TASK PROMPT: Go through the listing and pick out each line with the word "Utilization" in it.

SUPPLIED MATERIAL:

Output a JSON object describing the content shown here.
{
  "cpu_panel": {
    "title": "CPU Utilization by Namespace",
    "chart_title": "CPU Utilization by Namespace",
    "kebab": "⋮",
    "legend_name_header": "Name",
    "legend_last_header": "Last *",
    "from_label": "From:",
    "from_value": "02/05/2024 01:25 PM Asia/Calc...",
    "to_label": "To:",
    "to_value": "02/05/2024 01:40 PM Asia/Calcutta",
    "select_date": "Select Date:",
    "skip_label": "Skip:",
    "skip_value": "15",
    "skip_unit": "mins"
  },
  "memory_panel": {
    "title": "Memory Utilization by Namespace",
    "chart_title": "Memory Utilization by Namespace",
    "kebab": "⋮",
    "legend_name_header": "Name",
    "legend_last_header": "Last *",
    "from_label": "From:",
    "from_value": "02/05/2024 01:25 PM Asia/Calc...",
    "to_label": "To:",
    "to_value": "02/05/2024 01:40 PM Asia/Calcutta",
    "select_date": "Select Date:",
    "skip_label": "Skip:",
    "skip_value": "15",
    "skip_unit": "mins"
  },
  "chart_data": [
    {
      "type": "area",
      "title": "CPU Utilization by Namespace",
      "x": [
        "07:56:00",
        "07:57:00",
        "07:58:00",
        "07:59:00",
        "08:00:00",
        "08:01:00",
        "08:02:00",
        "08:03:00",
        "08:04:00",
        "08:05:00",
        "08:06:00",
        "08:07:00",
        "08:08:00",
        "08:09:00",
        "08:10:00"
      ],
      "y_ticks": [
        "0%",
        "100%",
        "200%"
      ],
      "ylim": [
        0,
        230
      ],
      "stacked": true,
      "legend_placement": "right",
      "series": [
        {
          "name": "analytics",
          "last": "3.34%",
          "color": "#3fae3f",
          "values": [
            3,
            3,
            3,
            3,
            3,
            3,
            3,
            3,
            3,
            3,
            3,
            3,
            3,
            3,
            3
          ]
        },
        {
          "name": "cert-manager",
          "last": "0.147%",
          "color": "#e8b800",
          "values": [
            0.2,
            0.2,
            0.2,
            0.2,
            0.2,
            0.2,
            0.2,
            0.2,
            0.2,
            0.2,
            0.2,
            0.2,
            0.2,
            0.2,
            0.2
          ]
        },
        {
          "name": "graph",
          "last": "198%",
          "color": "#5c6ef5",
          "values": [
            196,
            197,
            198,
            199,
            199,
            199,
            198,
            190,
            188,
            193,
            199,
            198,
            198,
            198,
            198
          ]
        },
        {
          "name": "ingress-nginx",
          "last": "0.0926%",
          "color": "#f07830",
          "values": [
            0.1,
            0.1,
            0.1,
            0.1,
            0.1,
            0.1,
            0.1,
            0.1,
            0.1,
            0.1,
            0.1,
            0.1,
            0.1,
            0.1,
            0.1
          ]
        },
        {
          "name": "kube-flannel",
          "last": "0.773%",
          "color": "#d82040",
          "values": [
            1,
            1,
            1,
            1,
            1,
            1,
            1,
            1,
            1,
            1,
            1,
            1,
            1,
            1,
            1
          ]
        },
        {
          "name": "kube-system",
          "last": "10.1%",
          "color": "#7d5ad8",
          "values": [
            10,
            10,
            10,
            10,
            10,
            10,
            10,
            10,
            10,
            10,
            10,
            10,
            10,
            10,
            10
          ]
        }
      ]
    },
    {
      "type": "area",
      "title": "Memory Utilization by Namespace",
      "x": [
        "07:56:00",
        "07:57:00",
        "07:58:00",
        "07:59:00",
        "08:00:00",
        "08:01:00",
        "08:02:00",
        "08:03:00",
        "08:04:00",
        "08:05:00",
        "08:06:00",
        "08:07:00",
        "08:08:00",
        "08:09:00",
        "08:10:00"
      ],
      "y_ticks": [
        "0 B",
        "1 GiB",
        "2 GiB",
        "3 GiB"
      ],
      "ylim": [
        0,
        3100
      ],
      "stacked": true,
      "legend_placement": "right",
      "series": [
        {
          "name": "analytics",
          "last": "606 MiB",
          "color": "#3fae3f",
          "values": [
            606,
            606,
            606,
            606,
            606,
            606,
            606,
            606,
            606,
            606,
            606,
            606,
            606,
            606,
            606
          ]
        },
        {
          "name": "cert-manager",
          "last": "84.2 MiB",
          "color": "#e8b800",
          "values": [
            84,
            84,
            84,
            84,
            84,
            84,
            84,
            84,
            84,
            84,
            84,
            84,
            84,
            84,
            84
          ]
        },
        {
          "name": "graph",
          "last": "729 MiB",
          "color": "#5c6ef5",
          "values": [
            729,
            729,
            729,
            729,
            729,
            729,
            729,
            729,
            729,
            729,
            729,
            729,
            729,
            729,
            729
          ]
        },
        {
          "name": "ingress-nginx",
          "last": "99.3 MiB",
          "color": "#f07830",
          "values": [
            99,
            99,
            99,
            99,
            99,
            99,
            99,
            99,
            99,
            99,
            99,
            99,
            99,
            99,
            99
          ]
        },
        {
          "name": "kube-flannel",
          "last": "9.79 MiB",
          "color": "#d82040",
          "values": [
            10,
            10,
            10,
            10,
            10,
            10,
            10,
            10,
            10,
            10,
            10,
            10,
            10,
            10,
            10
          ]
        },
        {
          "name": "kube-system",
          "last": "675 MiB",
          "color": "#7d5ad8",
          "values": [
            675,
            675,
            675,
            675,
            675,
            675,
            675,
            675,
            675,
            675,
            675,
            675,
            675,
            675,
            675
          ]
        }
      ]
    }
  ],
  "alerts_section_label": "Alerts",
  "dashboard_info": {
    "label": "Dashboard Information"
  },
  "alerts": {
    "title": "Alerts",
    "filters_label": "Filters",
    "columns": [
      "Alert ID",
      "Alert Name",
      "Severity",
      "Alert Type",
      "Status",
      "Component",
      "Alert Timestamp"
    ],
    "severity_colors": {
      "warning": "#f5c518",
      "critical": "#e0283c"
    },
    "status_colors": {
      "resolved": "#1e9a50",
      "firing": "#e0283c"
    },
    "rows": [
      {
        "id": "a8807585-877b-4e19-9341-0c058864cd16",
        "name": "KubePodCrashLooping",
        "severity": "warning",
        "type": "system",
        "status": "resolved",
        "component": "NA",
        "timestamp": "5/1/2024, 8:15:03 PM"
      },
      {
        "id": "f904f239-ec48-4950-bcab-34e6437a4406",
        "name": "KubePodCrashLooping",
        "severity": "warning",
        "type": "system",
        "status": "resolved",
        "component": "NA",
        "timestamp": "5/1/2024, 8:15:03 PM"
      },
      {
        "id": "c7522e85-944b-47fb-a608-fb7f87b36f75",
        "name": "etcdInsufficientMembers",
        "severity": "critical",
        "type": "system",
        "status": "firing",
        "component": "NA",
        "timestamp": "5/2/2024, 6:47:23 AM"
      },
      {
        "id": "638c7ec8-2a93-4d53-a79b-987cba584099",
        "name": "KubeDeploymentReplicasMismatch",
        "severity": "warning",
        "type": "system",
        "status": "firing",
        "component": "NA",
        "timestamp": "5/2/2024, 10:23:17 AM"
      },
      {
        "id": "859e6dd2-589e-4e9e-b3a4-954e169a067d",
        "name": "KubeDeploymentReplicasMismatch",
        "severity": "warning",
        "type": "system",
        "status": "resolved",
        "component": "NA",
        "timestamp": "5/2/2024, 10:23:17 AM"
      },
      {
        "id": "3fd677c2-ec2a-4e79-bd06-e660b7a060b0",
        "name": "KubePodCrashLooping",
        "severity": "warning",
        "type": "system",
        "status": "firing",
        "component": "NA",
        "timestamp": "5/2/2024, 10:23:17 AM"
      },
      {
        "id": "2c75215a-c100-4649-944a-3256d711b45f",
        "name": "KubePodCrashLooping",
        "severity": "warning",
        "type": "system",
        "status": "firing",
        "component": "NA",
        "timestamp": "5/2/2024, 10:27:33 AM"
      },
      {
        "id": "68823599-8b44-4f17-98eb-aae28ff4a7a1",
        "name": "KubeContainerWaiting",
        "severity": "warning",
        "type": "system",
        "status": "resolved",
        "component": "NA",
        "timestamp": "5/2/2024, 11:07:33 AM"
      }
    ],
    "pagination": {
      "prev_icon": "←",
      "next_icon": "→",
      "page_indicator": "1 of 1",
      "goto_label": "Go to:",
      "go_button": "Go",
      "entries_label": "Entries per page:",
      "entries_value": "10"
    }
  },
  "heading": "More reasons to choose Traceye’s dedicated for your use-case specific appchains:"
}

SOLUTION TO THIS EXERCISE:
    "title": "CPU Utilization by Namespace",
    "chart_title": "CPU Utilization by Namespace",
    "title": "Memory Utilization by Namespace",
    "chart_title": "Memory Utilization by Namespace",
      "title": "CPU Utilization by Namespace",
      "title": "Memory Utilization by Namespace",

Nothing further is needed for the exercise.